__WHAT IS BEING ASKED__: Look at the entries below and reproduce them exactly.

[Data excerpts]

****

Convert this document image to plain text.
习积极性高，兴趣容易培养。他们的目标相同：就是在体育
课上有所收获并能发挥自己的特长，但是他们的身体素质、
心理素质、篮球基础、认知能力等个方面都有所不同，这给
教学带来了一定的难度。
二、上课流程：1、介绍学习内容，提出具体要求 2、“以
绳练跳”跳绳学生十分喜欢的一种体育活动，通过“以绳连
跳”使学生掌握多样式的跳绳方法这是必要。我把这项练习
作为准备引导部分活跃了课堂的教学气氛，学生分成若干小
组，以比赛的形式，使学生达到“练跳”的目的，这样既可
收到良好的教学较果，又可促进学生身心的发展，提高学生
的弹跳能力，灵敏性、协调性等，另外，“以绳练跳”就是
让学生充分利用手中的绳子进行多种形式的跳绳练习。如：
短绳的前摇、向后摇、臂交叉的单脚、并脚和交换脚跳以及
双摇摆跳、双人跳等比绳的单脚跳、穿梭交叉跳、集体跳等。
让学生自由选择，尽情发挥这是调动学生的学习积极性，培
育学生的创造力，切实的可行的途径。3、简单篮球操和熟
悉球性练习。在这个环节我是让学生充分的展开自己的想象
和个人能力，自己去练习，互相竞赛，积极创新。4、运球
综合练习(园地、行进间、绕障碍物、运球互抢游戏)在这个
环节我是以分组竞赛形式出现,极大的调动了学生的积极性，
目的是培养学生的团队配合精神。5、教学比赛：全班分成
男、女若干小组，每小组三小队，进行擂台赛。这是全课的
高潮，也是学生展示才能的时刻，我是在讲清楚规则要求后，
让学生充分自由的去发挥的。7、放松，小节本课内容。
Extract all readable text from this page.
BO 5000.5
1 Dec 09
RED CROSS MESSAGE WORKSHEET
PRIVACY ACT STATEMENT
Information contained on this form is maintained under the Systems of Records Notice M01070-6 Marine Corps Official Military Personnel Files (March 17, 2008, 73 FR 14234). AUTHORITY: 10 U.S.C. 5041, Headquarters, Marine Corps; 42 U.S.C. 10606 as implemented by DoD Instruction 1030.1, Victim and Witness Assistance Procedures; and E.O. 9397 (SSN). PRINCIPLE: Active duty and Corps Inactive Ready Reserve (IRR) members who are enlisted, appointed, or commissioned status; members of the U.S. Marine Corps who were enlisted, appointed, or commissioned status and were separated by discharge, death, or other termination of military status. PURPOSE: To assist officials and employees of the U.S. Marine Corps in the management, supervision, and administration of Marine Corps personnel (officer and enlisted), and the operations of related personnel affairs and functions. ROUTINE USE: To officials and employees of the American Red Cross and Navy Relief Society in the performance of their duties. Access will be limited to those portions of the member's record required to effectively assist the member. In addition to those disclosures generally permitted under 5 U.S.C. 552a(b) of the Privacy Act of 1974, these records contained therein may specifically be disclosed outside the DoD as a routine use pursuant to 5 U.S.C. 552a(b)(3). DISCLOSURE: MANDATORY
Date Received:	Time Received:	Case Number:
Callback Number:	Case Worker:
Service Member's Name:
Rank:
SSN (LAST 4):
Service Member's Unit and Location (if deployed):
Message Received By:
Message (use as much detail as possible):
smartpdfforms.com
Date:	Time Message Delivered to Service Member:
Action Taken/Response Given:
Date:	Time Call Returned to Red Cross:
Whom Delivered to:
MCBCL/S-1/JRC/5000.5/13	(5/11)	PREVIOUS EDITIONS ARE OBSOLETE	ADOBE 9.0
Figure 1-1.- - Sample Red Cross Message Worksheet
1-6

****

__ANSWER TO THIS EXERCISE__:
Convert this document image to plain text.
习积极性高，兴趣容易培养。他们的目标相同：就是在体育
课上有所收获并能发挥自己的特长，但是他们的身体素质、
心理素质、篮球基础、认知能力等个方面都有所不同，这给
教学带来了一定的难度。
二、上课流程：1、介绍学习内容，提出具体要求 2、“以
绳练跳”跳绳学生十分喜欢的一种体育活动，通过“以绳连
跳”使学生掌握多样式的跳绳方法这是必要。我把这项练习
作为准备引导部分活跃了课堂的教学气氛，学生分成若干小
组，以比赛的形式，使学生达到“练跳”的目的，这样既可
收到良好的教学较果，又可促进学生身心的发展，提高学生
的弹跳能力，灵敏性、协调性等，另外，“以绳练跳”就是
让学生充分利用手中的绳子进行多种形式的跳绳练习。如：
短绳的前摇、向后摇、臂交叉的单脚、并脚和交换脚跳以及
双摇摆跳、双人跳等比绳的单脚跳、穿梭交叉跳、集体跳等。
让学生自由选择，尽情发挥这是调动学生的学习积极性，培
育学生的创造力，切实的可行的途径。3、简单篮球操和熟
悉球性练习。在这个环节我是让学生充分的展开自己的想象
和个人能力，自己去练习，互相竞赛，积极创新。4、运球
综合练习(园地、行进间、绕障碍物、运球互抢游戏)在这个
环节我是以分组竞赛形式出现,极大的调动了学生的积极性，
目的是培养学生的团队配合精神。5、教学比赛：全班分成
男、女若干小组，每小组三小队，进行擂台赛。这是全课的
高潮，也是学生展示才能的时刻，我是在讲清楚规则要求后，
让学生充分自由的去发挥的。7、放松，小节本课内容。
Extract all readable text from this page.
BO 5000.5
1 Dec 09
RED CROSS MESSAGE WORKSHEET
PRIVACY ACT STATEMENT
Information contained on this form is maintained under the Systems of Records Notice M01070-6 Marine Corps Official Military Personnel Files (March 17, 2008, 73 FR 14234). AUTHORITY: 10 U.S.C. 5041, Headquarters, Marine Corps; 42 U.S.C. 10606 as implemented by DoD Instruction 1030.1, Victim and Witness Assistance Procedures; and E.O. 9397 (SSN). PRINCIPLE: Active duty and Corps Inactive Ready Reserve (IRR) members who are enlisted, appointed, or commissioned status; members of the U.S. Marine Corps who were enlisted, appointed, or commissioned status and were separated by discharge, death, or other termination of military status. PURPOSE: To assist officials and employees of the U.S. Marine Corps in the management, supervision, and administration of Marine Corps personnel (officer and enlisted), and the operations of related personnel affairs and functions. ROUTINE USE: To officials and employees of the American Red Cross and Navy Relief Society in the performance of their duties. Access will be limited to those portions of the member's record required to effectively assist the member. In addition to those disclosures generally permitted under 5 U.S.C. 552a(b) of the Privacy Act of 1974, these records contained therein may specifically be disclosed outside the DoD as a routine use pursuant to 5 U.S.C. 552a(b)(3). DISCLOSURE: MANDATORY
Date Received:	Time Received:	Case Number:
Callback Number:	Case Worker:
Service Member's Name:
Rank:
SSN (LAST 4):
Service Member's Unit and Location (if deployed):
Message Received By:
Message (use as much detail as possible):
smartpdfforms.com
Date:	Time Message Delivered to Service Member:
Action Taken/Response Given:
Date:	Time Call Returned to Red Cross:
Whom Delivered to:
MCBCL/S-1/JRC/5000.5/13	(5/11)	PREVIOUS EDITIONS ARE OBSOLETE	ADOBE 9.0
Figure 1-1.- - Sample Red Cross Message Worksheet
1-6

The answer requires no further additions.